** Start Page text **

Weihnachtsmann rot

Challenge from 11. December


Author: Martin Skutella

Project: MATH+ Application Area AA3: Networks


Slightly annoyed, Santa Claus hangs up the phone. Just a moment ago, he was talking to his good-for-nothing brother-in-law, who once again urgently needs Santa's help at the South Pole. But no matter how hard he thinks, Santa does not know how to travel there and still be back in time for Christmas at the North Pole. Helplessly, he stares at the world map on the wall (see Fig.), when Elf Einstein passes by. As always, Einstein has his assistant, elf Rosen, in tow.

The world map shows the locations A to H, the North Pole N, and South Pole S. Furthermore, the travel times between these locations.

For weeks, the two elves have been talking about nothing but their latest discovery—much to the sorrow of all the other elves. Rumour has it that it has something to do with the field equations of General Relativity. But in the absence of any deeper understanding, everyone just talks about wormholes.

“How are your wormholes doing, Einstein?” asks Santa. Slightly offended, Einstein sticks out his tongue. However, he overcomes his pride and starts lecturing: “Our latest insights into gravitational anomalies point to unexpected connections between certain places; just as a wormhole connects two points on the surface of an apple. These connections may even make time travel possible!”
Santa interrupts musing about his upcoming trip to the South Pole and starts to listen attentively.

Accompanied by Einstein and Rosen, Santa sets off for the South Pole shortly after. For safety reasons, the outward journey to the South Pole is still to be made along the classic connections that are drawn as lines on the world map. The numbers next to the connections indicate the number of hours required. For example, the travel time from the North Pole N along the possible travel routes via C and H to the South Pole S amounts to 6+4+7=17 hours.

** End Page text **
** Start Raw records **

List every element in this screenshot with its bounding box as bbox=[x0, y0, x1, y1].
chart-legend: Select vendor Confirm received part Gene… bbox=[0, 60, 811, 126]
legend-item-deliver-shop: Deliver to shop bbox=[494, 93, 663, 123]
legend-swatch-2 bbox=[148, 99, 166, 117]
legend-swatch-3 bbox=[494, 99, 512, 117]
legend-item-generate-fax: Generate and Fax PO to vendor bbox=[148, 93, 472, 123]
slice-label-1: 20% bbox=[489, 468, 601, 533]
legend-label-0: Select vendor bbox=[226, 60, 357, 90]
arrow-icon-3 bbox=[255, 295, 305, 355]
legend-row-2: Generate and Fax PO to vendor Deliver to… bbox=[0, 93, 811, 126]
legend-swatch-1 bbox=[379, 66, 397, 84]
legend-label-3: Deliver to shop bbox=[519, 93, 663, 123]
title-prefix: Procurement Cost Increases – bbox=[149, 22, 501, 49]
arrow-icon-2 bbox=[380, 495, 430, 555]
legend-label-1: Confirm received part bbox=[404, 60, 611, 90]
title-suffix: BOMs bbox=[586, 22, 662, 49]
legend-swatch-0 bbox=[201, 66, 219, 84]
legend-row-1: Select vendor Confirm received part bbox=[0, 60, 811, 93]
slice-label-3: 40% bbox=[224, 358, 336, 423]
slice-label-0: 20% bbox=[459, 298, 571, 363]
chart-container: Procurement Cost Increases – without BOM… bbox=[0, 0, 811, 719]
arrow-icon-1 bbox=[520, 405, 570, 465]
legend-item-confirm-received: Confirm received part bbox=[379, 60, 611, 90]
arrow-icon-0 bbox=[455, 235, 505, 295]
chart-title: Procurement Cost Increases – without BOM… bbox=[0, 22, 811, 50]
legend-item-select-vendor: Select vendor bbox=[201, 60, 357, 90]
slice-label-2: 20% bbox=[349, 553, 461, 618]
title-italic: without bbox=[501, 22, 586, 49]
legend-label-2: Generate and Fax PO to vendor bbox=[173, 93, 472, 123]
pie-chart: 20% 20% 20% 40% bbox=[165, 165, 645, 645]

** End Raw records **

Job 1 —
Answer these questions about the Santa Claus puzzle:
(a) Which project is listed for the challenge?
(b) Who is Elf Einstein's assistant?
(c) How many hours does the route from the North Pole via C and H to the South Pole take?
Job 2 — Echo the Santa Claus puzzle from "Accompanied by Einstein" up to and including "to 6+4+7=17 hours.".
Job 3 — Carry on the Santa Claus puzzle from the point where its text stops.
The data above is separate material and has no connection to the text.

Exercise response 1 —
(a) MATH+ Application Area AA3: Networks
(b) Elf Rosen
(c) 17 hours (6+4+7)

Exercise response 2 —
Accompanied by Einstein and Rosen, Santa sets off for the South Pole shortly after. For safety reasons, the outward journey to the South Pole is still to be made along the classic connections that are drawn as lines on the world map. The numbers next to the connections indicate the number of hours required. For example, the travel time from the North Pole N along the possible travel routes via C and H to the South Pole S amounts to 6+4+7=17 hours.

Exercise response 3 —
Einstein and Rosen want to use the outward journey to the South Pole to clarify final details with regard to the gravitational anomalies of the three wormholes that they have marked in bold on the world map. On the return journey to the North Pole, it will then be possible “to let the clock run backwards” on the three connections marked in bold. Thus, the adventurers are able to travel into the past. For example, the travel time along the route from the South Pole S via H and C to the North Pole N will only be 7+(-4)+6=9 hours.

Santa is very enthusiastic, but Einstein warns against the excessive use of wormholes: “We can use each wormhole at most once, and even that may be risky.”
After some thought, Santa states the following objectives:

  • O1: In order to enable a timely return, the total travel time for the journey from the North Pole to the South Pole and back must not exceed 24 hours.

  • O2: In order to avoid possible discontinuities in space-time as far as possible, no more than two of the three wormholes are to be used on the journey from the South Pole back to the North Pole.

  • O3: To make the journey as varied as possible, none of the connections should be used on both the outward and the return journey—not even in the opposite direction.

  • O4: In order to meet as many friends as possible on the trip, each of the places A to H should be visited at least once during the whole journey.

  • O5: In order to be a burden to as few friends as possible, at most one of the places A to H should be visited on both the outward and the return journey.

  • O6: On the other hand, in order to bless at least a few friends with two visits, at least one of the places A to H should be visited on both the outward and the return journey.

Disappointedly, the three travel companions realise that the six objectives are not compatible. Even for certain combinations of three objectives, there seems to be no admissible itinerary for the round trip to the South Pole and back to the North Pole.

For which of the following combinations exists no such admissable round trip?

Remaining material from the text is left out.